* [DATA PROVIDED]:
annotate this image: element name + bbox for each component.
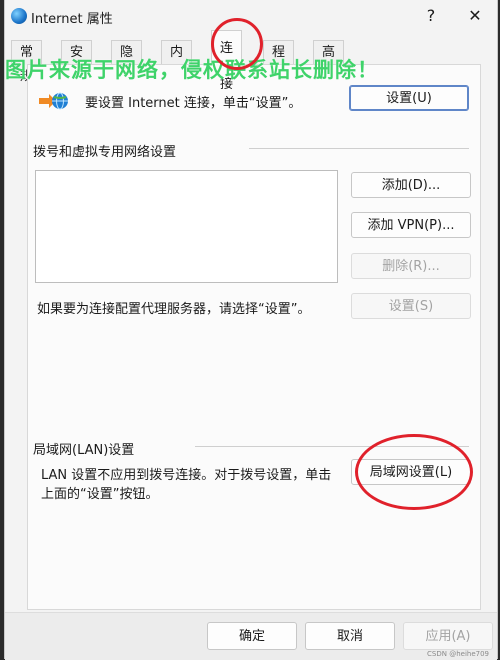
apply-button[interactable]: 应用(A) — [403, 622, 493, 650]
watermark-text: 图片来源于网络，侵权联系站长删除！ — [5, 58, 379, 82]
setup-button[interactable]: 设置(U) — [349, 85, 469, 111]
add-button[interactable]: 添加(D)... — [351, 172, 471, 198]
globe-icon — [11, 8, 27, 24]
add-vpn-button[interactable]: 添加 VPN(P)... — [351, 212, 471, 238]
lan-description-line2: 上面的“设置”按钮。 — [41, 487, 159, 502]
dialup-section-title: 拨号和虚拟专用网络设置 — [33, 145, 177, 160]
internet-properties-window: Internet 属性 ? ✕ 常规 安全 隐私 内容 连接 程序 高级 图片来… — [4, 0, 498, 660]
close-button[interactable]: ✕ — [461, 4, 489, 28]
credit-text: CSDN @heihe709 — [427, 650, 489, 658]
remove-button[interactable]: 删除(R)... — [351, 253, 471, 279]
window-title: Internet 属性 — [31, 12, 113, 27]
help-button[interactable]: ? — [417, 4, 445, 28]
dialog-footer: 确定 取消 应用(A) CSDN @heihe709 — [5, 612, 497, 660]
cancel-button[interactable]: 取消 — [305, 622, 395, 650]
ok-button[interactable]: 确定 — [207, 622, 297, 650]
dialup-divider — [249, 148, 469, 149]
annotation-circle-connections-tab — [211, 18, 263, 70]
lan-description-line1: LAN 设置不应用到拨号连接。对于拨号设置，单击 — [41, 468, 332, 483]
network-globe-icon — [39, 92, 68, 110]
lan-section-title: 局域网(LAN)设置 — [33, 443, 135, 458]
settings-button[interactable]: 设置(S) — [351, 293, 471, 319]
proxy-instruction: 如果要为连接配置代理服务器，请选择“设置”。 — [37, 302, 311, 317]
annotation-circle-lan-button — [355, 434, 473, 510]
setup-instruction: 要设置 Internet 连接，单击“设置”。 — [85, 96, 302, 111]
connection-list[interactable] — [35, 170, 338, 283]
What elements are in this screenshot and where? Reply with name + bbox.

* [EXERCISE DETAILS]: Please arrange each line of the listing above as a numbered list, skipping blank lines and leaving the pictures out.

* [TASK RESPONSE]:
1. annotate this image: element name + bbox for each component.
2. apply-button[interactable]: 应用(A) — [403, 622, 493, 650]
3. watermark-text: 图片来源于网络，侵权联系站长删除！ — [5, 58, 379, 82]
4. setup-button[interactable]: 设置(U) — [349, 85, 469, 111]
5. add-button[interactable]: 添加(D)... — [351, 172, 471, 198]
6. globe-icon — [11, 8, 27, 24]
7. add-vpn-button[interactable]: 添加 VPN(P)... — [351, 212, 471, 238]
8. lan-description-line2: 上面的“设置”按钮。 — [41, 487, 159, 502]
9. dialup-section-title: 拨号和虚拟专用网络设置 — [33, 145, 177, 160]
10. internet-properties-window: Internet 属性 ? ✕ 常规 安全 隐私 内容 连接 程序 高级 图片来… — [4, 0, 498, 660]
11. close-button[interactable]: ✕ — [461, 4, 489, 28]
12. credit-text: CSDN @heihe709 — [427, 650, 489, 658]
13. remove-button[interactable]: 删除(R)... — [351, 253, 471, 279]
14. window-title: Internet 属性 — [31, 12, 113, 27]
15. help-button[interactable]: ? — [417, 4, 445, 28]
16. dialog-footer: 确定 取消 应用(A) CSDN @heihe709 — [5, 612, 497, 660]
17. cancel-button[interactable]: 取消 — [305, 622, 395, 650]
18. ok-button[interactable]: 确定 — [207, 622, 297, 650]
19. dialup-divider — [249, 148, 469, 149]
20. annotation-circle-connections-tab — [211, 18, 263, 70]
21. lan-description-line1: LAN 设置不应用到拨号连接。对于拨号设置，单击 — [41, 468, 332, 483]
22. network-globe-icon — [39, 92, 68, 110]
23. lan-section-title: 局域网(LAN)设置 — [33, 443, 135, 458]
24. settings-button[interactable]: 设置(S) — [351, 293, 471, 319]
25. proxy-instruction: 如果要为连接配置代理服务器，请选择“设置”。 — [37, 302, 311, 317]
26. annotation-circle-lan-button — [355, 434, 473, 510]
27. setup-instruction: 要设置 Internet 连接，单击“设置”。 — [85, 96, 302, 111]
28. connection-list[interactable] — [35, 170, 338, 283]
29. What elements are in this screenshot and where? Reply with name + bbox.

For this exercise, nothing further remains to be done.